**Dataset entries**:
►

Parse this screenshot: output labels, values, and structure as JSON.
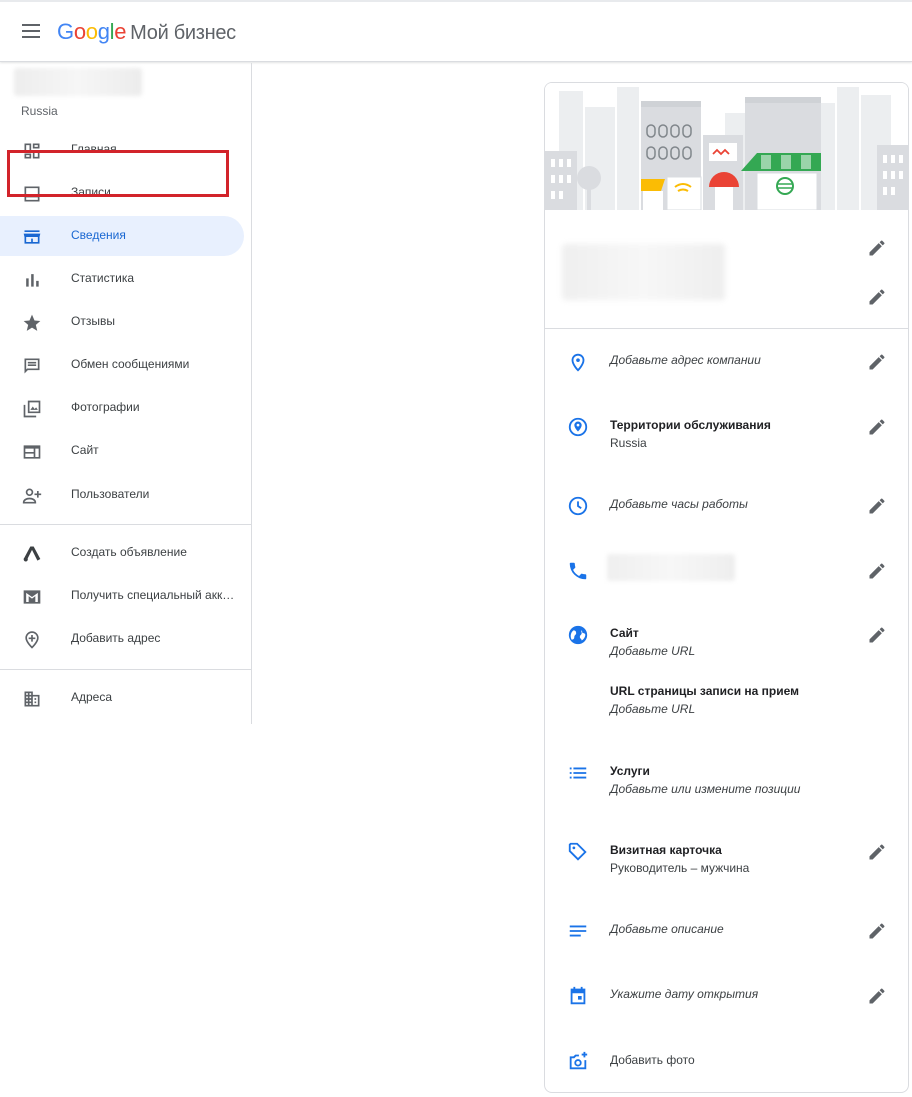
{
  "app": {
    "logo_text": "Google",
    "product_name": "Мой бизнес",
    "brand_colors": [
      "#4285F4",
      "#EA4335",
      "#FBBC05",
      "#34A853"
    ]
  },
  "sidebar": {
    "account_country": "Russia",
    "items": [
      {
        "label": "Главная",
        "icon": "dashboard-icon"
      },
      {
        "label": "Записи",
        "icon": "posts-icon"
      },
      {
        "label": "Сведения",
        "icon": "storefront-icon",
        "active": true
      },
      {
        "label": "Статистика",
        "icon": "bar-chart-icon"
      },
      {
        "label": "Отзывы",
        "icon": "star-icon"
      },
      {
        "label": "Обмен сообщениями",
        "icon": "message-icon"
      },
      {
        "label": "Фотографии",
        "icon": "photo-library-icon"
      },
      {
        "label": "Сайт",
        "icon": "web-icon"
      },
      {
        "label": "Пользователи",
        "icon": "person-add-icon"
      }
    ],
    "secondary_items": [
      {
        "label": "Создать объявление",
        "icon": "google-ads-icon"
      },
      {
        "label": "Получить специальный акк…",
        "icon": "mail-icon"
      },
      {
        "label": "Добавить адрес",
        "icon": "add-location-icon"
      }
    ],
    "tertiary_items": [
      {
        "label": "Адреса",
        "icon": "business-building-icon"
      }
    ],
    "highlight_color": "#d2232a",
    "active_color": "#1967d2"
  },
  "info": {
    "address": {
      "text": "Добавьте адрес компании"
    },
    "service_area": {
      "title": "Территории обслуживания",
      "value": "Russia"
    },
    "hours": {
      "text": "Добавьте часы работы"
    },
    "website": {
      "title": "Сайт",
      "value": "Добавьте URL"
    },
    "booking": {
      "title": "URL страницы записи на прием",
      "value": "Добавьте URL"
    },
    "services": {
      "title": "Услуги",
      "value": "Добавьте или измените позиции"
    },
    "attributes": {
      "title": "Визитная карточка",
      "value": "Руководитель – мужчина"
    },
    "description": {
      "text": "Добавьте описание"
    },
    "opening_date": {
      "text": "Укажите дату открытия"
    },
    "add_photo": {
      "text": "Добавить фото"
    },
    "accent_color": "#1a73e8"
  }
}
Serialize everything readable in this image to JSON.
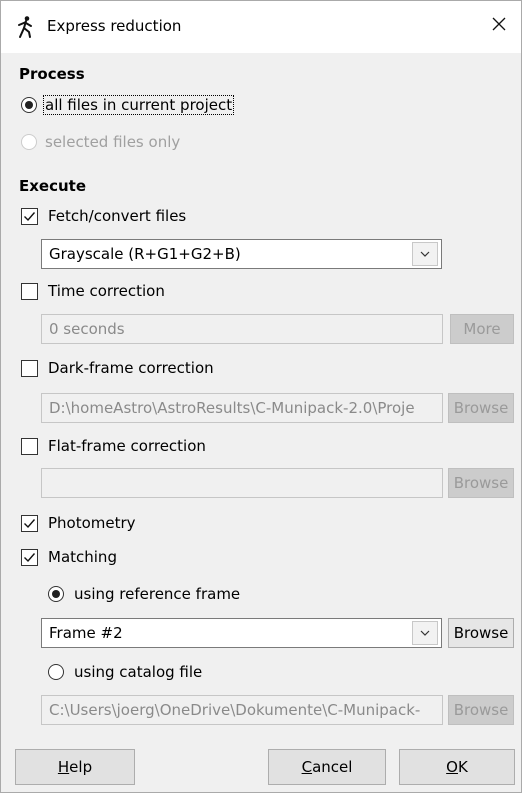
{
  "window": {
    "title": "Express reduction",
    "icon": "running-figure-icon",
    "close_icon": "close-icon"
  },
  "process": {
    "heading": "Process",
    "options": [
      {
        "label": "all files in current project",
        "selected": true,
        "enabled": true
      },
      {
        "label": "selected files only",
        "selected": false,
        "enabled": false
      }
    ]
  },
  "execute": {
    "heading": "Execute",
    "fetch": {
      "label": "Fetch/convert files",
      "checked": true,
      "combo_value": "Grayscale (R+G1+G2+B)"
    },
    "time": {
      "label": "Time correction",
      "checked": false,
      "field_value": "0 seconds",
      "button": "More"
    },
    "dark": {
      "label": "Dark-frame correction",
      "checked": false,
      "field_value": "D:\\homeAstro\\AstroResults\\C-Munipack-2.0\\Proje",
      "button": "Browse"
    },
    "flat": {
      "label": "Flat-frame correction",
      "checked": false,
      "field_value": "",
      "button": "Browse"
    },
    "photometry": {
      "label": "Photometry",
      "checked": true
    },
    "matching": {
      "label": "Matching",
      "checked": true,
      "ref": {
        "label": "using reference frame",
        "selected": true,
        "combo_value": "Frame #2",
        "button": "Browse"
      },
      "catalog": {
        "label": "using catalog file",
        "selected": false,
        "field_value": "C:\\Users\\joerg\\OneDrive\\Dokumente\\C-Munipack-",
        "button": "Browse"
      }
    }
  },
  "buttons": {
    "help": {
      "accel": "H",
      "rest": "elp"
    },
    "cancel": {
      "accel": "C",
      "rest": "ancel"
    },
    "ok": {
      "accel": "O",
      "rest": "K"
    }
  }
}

◄

**What is asked**:
Strip out the images, then output the records above word for word.

**Response to the exercise**:
Parse this screenshot: output labels, values, and structure as JSON.
{
  "app": {
    "logo_text": "Google",
    "product_name": "Мой бизнес",
    "brand_colors": [
      "#4285F4",
      "#EA4335",
      "#FBBC05",
      "#34A853"
    ]
  },
  "sidebar": {
    "account_country": "Russia",
    "items": [
      {
        "label": "Главная",
        "icon": "dashboard-icon"
      },
      {
        "label": "Записи",
        "icon": "posts-icon"
      },
      {
        "label": "Сведения",
        "icon": "storefront-icon",
        "active": true
      },
      {
        "label": "Статистика",
        "icon": "bar-chart-icon"
      },
      {
        "label": "Отзывы",
        "icon": "star-icon"
      },
      {
        "label": "Обмен сообщениями",
        "icon": "message-icon"
      },
      {
        "label": "Фотографии",
        "icon": "photo-library-icon"
      },
      {
        "label": "Сайт",
        "icon": "web-icon"
      },
      {
        "label": "Пользователи",
        "icon": "person-add-icon"
      }
    ],
    "secondary_items": [
      {
        "label": "Создать объявление",
        "icon": "google-ads-icon"
      },
      {
        "label": "Получить специальный акк…",
        "icon": "mail-icon"
      },
      {
        "label": "Добавить адрес",
        "icon": "add-location-icon"
      }
    ],
    "tertiary_items": [
      {
        "label": "Адреса",
        "icon": "business-building-icon"
      }
    ],
    "highlight_color": "#d2232a",
    "active_color": "#1967d2"
  },
  "info": {
    "address": {
      "text": "Добавьте адрес компании"
    },
    "service_area": {
      "title": "Территории обслуживания",
      "value": "Russia"
    },
    "hours": {
      "text": "Добавьте часы работы"
    },
    "website": {
      "title": "Сайт",
      "value": "Добавьте URL"
    },
    "booking": {
      "title": "URL страницы записи на прием",
      "value": "Добавьте URL"
    },
    "services": {
      "title": "Услуги",
      "value": "Добавьте или измените позиции"
    },
    "attributes": {
      "title": "Визитная карточка",
      "value": "Руководитель – мужчина"
    },
    "description": {
      "text": "Добавьте описание"
    },
    "opening_date": {
      "text": "Укажите дату открытия"
    },
    "add_photo": {
      "text": "Добавить фото"
    },
    "accent_color": "#1a73e8"
  }
}
Serialize everything readable in this image to JSON.
{
  "window": {
    "title": "Express reduction",
    "icon": "running-figure-icon",
    "close_icon": "close-icon"
  },
  "process": {
    "heading": "Process",
    "options": [
      {
        "label": "all files in current project",
        "selected": true,
        "enabled": true
      },
      {
        "label": "selected files only",
        "selected": false,
        "enabled": false
      }
    ]
  },
  "execute": {
    "heading": "Execute",
    "fetch": {
      "label": "Fetch/convert files",
      "checked": true,
      "combo_value": "Grayscale (R+G1+G2+B)"
    },
    "time": {
      "label": "Time correction",
      "checked": false,
      "field_value": "0 seconds",
      "button": "More"
    },
    "dark": {
      "label": "Dark-frame correction",
      "checked": false,
      "field_value": "D:\\homeAstro\\AstroResults\\C-Munipack-2.0\\Proje",
      "button": "Browse"
    },
    "flat": {
      "label": "Flat-frame correction",
      "checked": false,
      "field_value": "",
      "button": "Browse"
    },
    "photometry": {
      "label": "Photometry",
      "checked": true
    },
    "matching": {
      "label": "Matching",
      "checked": true,
      "ref": {
        "label": "using reference frame",
        "selected": true,
        "combo_value": "Frame #2",
        "button": "Browse"
      },
      "catalog": {
        "label": "using catalog file",
        "selected": false,
        "field_value": "C:\\Users\\joerg\\OneDrive\\Dokumente\\C-Munipack-",
        "button": "Browse"
      }
    }
  },
  "buttons": {
    "help": {
      "accel": "H",
      "rest": "elp"
    },
    "cancel": {
      "accel": "C",
      "rest": "ancel"
    },
    "ok": {
      "accel": "O",
      "rest": "K"
    }
  }
}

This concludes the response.